§ **Do this**
Copy out all the records exactly.

# Given entries start

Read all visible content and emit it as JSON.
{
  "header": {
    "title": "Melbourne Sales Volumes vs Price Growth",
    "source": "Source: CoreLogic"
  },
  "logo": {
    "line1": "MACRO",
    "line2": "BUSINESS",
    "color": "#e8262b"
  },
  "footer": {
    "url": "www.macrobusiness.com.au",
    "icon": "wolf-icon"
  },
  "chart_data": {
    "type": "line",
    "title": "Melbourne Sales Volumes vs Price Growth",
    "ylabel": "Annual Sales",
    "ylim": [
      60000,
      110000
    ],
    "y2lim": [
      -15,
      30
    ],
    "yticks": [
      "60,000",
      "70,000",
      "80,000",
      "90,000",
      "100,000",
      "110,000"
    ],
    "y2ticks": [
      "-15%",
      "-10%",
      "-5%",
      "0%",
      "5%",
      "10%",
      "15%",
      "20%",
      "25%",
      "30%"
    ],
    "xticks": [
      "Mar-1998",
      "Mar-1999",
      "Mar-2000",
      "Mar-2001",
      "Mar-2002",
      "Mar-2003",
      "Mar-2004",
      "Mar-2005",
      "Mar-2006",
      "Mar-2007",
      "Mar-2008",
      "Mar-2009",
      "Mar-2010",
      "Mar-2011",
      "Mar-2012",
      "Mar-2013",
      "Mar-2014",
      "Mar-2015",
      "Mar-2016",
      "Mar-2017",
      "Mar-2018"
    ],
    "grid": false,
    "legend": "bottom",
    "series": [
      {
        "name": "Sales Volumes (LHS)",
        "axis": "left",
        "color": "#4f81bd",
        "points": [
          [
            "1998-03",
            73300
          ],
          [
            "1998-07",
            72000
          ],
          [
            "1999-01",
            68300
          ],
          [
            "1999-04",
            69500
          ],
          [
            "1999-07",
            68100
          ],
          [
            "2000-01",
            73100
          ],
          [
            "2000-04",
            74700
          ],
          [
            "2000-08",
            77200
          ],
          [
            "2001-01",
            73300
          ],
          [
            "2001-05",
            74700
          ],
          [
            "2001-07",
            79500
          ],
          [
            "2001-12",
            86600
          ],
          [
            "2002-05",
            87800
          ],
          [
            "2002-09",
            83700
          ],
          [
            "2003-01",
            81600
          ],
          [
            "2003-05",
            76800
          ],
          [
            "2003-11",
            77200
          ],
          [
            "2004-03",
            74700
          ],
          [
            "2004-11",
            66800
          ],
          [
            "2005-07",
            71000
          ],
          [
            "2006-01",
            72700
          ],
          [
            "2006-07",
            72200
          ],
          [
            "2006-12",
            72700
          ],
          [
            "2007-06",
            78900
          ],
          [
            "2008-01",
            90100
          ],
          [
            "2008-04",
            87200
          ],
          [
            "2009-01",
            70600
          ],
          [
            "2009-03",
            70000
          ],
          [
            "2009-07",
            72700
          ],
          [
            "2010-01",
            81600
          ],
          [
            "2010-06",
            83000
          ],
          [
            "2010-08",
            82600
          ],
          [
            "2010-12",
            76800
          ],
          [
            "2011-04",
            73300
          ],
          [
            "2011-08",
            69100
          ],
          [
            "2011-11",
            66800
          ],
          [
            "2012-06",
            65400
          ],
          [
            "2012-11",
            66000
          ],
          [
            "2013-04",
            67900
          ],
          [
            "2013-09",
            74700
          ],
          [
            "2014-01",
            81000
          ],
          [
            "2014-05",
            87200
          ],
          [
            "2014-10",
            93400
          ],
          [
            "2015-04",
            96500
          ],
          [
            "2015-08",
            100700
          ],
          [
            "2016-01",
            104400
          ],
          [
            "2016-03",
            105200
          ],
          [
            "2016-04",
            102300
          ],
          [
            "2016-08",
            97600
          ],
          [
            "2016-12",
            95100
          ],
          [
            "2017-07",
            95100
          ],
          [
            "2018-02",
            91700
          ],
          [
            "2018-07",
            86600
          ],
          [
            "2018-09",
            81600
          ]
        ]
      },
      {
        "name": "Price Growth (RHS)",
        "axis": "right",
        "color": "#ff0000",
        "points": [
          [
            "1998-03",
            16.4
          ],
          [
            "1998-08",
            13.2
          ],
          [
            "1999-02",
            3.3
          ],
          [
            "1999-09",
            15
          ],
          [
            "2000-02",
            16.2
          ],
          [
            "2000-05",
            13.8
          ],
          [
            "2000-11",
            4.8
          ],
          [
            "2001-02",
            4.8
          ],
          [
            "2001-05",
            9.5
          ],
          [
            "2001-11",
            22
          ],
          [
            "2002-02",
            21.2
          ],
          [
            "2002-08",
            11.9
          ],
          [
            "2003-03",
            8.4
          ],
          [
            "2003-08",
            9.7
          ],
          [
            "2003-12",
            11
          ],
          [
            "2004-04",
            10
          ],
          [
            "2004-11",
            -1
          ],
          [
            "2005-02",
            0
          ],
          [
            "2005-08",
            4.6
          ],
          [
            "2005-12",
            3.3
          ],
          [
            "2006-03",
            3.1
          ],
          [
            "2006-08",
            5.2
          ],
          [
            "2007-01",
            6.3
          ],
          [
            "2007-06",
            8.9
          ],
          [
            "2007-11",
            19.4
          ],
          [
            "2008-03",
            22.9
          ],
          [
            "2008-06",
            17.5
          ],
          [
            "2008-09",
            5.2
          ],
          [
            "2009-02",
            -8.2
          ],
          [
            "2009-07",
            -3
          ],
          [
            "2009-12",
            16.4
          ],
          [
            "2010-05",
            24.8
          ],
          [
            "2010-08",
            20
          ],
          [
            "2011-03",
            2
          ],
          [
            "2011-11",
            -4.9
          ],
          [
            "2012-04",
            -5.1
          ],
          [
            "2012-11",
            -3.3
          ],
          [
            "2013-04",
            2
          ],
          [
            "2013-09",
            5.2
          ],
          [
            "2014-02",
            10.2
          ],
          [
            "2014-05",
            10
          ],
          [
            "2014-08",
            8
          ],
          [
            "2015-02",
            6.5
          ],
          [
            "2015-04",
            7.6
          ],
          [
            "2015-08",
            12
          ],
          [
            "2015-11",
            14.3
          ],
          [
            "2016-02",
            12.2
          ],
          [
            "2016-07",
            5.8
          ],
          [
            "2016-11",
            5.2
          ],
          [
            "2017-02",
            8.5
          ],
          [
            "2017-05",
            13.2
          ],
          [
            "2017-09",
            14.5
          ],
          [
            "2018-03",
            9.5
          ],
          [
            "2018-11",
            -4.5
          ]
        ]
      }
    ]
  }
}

# Given entries end

§ **Final result**
Read all visible content and emit it as JSON.
{
  "header": {
    "title": "Melbourne Sales Volumes vs Price Growth",
    "source": "Source: CoreLogic"
  },
  "logo": {
    "line1": "MACRO",
    "line2": "BUSINESS",
    "color": "#e8262b"
  },
  "footer": {
    "url": "www.macrobusiness.com.au",
    "icon": "wolf-icon"
  },
  "chart_data": {
    "type": "line",
    "title": "Melbourne Sales Volumes vs Price Growth",
    "ylabel": "Annual Sales",
    "ylim": [
      60000,
      110000
    ],
    "y2lim": [
      -15,
      30
    ],
    "yticks": [
      "60,000",
      "70,000",
      "80,000",
      "90,000",
      "100,000",
      "110,000"
    ],
    "y2ticks": [
      "-15%",
      "-10%",
      "-5%",
      "0%",
      "5%",
      "10%",
      "15%",
      "20%",
      "25%",
      "30%"
    ],
    "xticks": [
      "Mar-1998",
      "Mar-1999",
      "Mar-2000",
      "Mar-2001",
      "Mar-2002",
      "Mar-2003",
      "Mar-2004",
      "Mar-2005",
      "Mar-2006",
      "Mar-2007",
      "Mar-2008",
      "Mar-2009",
      "Mar-2010",
      "Mar-2011",
      "Mar-2012",
      "Mar-2013",
      "Mar-2014",
      "Mar-2015",
      "Mar-2016",
      "Mar-2017",
      "Mar-2018"
    ],
    "grid": false,
    "legend": "bottom",
    "series": [
      {
        "name": "Sales Volumes (LHS)",
        "axis": "left",
        "color": "#4f81bd",
        "points": [
          [
            "1998-03",
            73300
          ],
          [
            "1998-07",
            72000
          ],
          [
            "1999-01",
            68300
          ],
          [
            "1999-04",
            69500
          ],
          [
            "1999-07",
            68100
          ],
          [
            "2000-01",
            73100
          ],
          [
            "2000-04",
            74700
          ],
          [
            "2000-08",
            77200
          ],
          [
            "2001-01",
            73300
          ],
          [
            "2001-05",
            74700
          ],
          [
            "2001-07",
            79500
          ],
          [
            "2001-12",
            86600
          ],
          [
            "2002-05",
            87800
          ],
          [
            "2002-09",
            83700
          ],
          [
            "2003-01",
            81600
          ],
          [
            "2003-05",
            76800
          ],
          [
            "2003-11",
            77200
          ],
          [
            "2004-03",
            74700
          ],
          [
            "2004-11",
            66800
          ],
          [
            "2005-07",
            71000
          ],
          [
            "2006-01",
            72700
          ],
          [
            "2006-07",
            72200
          ],
          [
            "2006-12",
            72700
          ],
          [
            "2007-06",
            78900
          ],
          [
            "2008-01",
            90100
          ],
          [
            "2008-04",
            87200
          ],
          [
            "2009-01",
            70600
          ],
          [
            "2009-03",
            70000
          ],
          [
            "2009-07",
            72700
          ],
          [
            "2010-01",
            81600
          ],
          [
            "2010-06",
            83000
          ],
          [
            "2010-08",
            82600
          ],
          [
            "2010-12",
            76800
          ],
          [
            "2011-04",
            73300
          ],
          [
            "2011-08",
            69100
          ],
          [
            "2011-11",
            66800
          ],
          [
            "2012-06",
            65400
          ],
          [
            "2012-11",
            66000
          ],
          [
            "2013-04",
            67900
          ],
          [
            "2013-09",
            74700
          ],
          [
            "2014-01",
            81000
          ],
          [
            "2014-05",
            87200
          ],
          [
            "2014-10",
            93400
          ],
          [
            "2015-04",
            96500
          ],
          [
            "2015-08",
            100700
          ],
          [
            "2016-01",
            104400
          ],
          [
            "2016-03",
            105200
          ],
          [
            "2016-04",
            102300
          ],
          [
            "2016-08",
            97600
          ],
          [
            "2016-12",
            95100
          ],
          [
            "2017-07",
            95100
          ],
          [
            "2018-02",
            91700
          ],
          [
            "2018-07",
            86600
          ],
          [
            "2018-09",
            81600
          ]
        ]
      },
      {
        "name": "Price Growth (RHS)",
        "axis": "right",
        "color": "#ff0000",
        "points": [
          [
            "1998-03",
            16.4
          ],
          [
            "1998-08",
            13.2
          ],
          [
            "1999-02",
            3.3
          ],
          [
            "1999-09",
            15
          ],
          [
            "2000-02",
            16.2
          ],
          [
            "2000-05",
            13.8
          ],
          [
            "2000-11",
            4.8
          ],
          [
            "2001-02",
            4.8
          ],
          [
            "2001-05",
            9.5
          ],
          [
            "2001-11",
            22
          ],
          [
            "2002-02",
            21.2
          ],
          [
            "2002-08",
            11.9
          ],
          [
            "2003-03",
            8.4
          ],
          [
            "2003-08",
            9.7
          ],
          [
            "2003-12",
            11
          ],
          [
            "2004-04",
            10
          ],
          [
            "2004-11",
            -1
          ],
          [
            "2005-02",
            0
          ],
          [
            "2005-08",
            4.6
          ],
          [
            "2005-12",
            3.3
          ],
          [
            "2006-03",
            3.1
          ],
          [
            "2006-08",
            5.2
          ],
          [
            "2007-01",
            6.3
          ],
          [
            "2007-06",
            8.9
          ],
          [
            "2007-11",
            19.4
          ],
          [
            "2008-03",
            22.9
          ],
          [
            "2008-06",
            17.5
          ],
          [
            "2008-09",
            5.2
          ],
          [
            "2009-02",
            -8.2
          ],
          [
            "2009-07",
            -3
          ],
          [
            "2009-12",
            16.4
          ],
          [
            "2010-05",
            24.8
          ],
          [
            "2010-08",
            20
          ],
          [
            "2011-03",
            2
          ],
          [
            "2011-11",
            -4.9
          ],
          [
            "2012-04",
            -5.1
          ],
          [
            "2012-11",
            -3.3
          ],
          [
            "2013-04",
            2
          ],
          [
            "2013-09",
            5.2
          ],
          [
            "2014-02",
            10.2
          ],
          [
            "2014-05",
            10
          ],
          [
            "2014-08",
            8
          ],
          [
            "2015-02",
            6.5
          ],
          [
            "2015-04",
            7.6
          ],
          [
            "2015-08",
            12
          ],
          [
            "2015-11",
            14.3
          ],
          [
            "2016-02",
            12.2
          ],
          [
            "2016-07",
            5.8
          ],
          [
            "2016-11",
            5.2
          ],
          [
            "2017-02",
            8.5
          ],
          [
            "2017-05",
            13.2
          ],
          [
            "2017-09",
            14.5
          ],
          [
            "2018-03",
            9.5
          ],
          [
            "2018-11",
            -4.5
          ]
        ]
      }
    ]
  }
}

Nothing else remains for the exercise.